Entries from a visual dataset:
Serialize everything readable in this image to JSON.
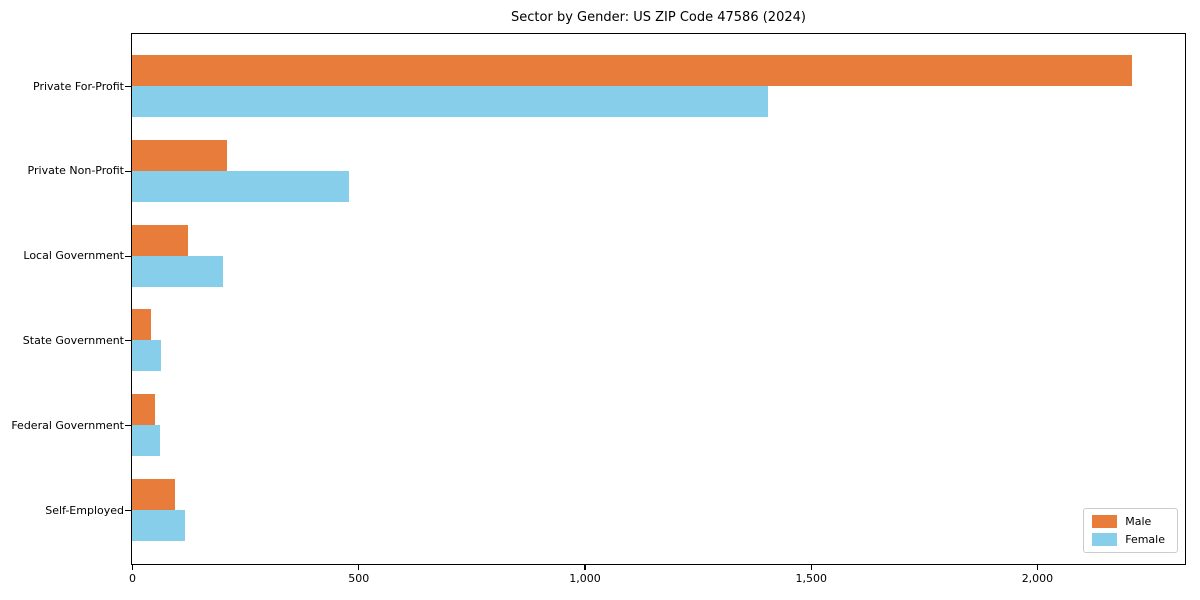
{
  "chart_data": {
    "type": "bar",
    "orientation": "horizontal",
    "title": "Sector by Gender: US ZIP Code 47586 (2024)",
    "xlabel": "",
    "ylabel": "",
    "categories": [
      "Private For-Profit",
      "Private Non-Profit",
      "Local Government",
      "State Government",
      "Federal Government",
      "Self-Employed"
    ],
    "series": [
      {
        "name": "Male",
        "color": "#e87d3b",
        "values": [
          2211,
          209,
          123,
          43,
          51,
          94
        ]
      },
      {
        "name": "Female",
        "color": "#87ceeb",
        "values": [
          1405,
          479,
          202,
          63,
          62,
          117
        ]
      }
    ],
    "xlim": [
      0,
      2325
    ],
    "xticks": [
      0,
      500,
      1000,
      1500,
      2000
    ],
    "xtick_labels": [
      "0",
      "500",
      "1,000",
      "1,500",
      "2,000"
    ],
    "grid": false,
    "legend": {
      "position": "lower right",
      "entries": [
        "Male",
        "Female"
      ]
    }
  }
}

**Goal**
Extract the full listing above verbatim; pictures are to be left out of the copy.

**Full output**
Serialize everything readable in this image to JSON.
{
  "chart_data": {
    "type": "bar",
    "orientation": "horizontal",
    "title": "Sector by Gender: US ZIP Code 47586 (2024)",
    "xlabel": "",
    "ylabel": "",
    "categories": [
      "Private For-Profit",
      "Private Non-Profit",
      "Local Government",
      "State Government",
      "Federal Government",
      "Self-Employed"
    ],
    "series": [
      {
        "name": "Male",
        "color": "#e87d3b",
        "values": [
          2211,
          209,
          123,
          43,
          51,
          94
        ]
      },
      {
        "name": "Female",
        "color": "#87ceeb",
        "values": [
          1405,
          479,
          202,
          63,
          62,
          117
        ]
      }
    ],
    "xlim": [
      0,
      2325
    ],
    "xticks": [
      0,
      500,
      1000,
      1500,
      2000
    ],
    "xtick_labels": [
      "0",
      "500",
      "1,000",
      "1,500",
      "2,000"
    ],
    "grid": false,
    "legend": {
      "position": "lower right",
      "entries": [
        "Male",
        "Female"
      ]
    }
  }
}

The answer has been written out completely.